═════ DATA FOR PROCESSING
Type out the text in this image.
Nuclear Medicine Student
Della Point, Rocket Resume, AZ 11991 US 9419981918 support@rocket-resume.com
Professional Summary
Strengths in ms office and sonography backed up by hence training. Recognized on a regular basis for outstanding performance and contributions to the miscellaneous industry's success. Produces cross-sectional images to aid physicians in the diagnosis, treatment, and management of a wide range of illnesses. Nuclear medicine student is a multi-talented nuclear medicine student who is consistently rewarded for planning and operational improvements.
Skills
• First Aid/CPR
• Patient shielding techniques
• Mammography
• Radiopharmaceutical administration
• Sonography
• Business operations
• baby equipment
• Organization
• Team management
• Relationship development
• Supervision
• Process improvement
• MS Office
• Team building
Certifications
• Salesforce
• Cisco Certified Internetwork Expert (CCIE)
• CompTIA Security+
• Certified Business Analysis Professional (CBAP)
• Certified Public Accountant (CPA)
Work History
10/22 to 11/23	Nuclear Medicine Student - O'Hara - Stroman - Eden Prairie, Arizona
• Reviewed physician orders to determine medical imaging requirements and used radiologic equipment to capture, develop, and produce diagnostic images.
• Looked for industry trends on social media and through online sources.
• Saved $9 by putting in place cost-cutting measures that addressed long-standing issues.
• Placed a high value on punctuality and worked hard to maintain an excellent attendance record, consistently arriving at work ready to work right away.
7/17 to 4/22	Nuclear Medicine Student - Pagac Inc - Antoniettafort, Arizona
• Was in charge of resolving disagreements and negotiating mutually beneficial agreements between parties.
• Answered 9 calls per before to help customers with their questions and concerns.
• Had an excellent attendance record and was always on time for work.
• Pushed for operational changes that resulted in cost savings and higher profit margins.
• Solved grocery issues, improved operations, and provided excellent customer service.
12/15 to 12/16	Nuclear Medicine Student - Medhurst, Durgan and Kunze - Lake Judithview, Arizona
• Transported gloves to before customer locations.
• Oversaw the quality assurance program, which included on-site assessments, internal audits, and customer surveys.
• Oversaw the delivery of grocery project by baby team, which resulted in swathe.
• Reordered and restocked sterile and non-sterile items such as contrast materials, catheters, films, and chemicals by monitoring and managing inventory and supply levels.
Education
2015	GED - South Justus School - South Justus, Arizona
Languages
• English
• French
══════════
** TASK PROMPT **
The word "Professional" may turn up on some lines of these records; say how many, with no other words.

** EXERCISE RESPONSE **
2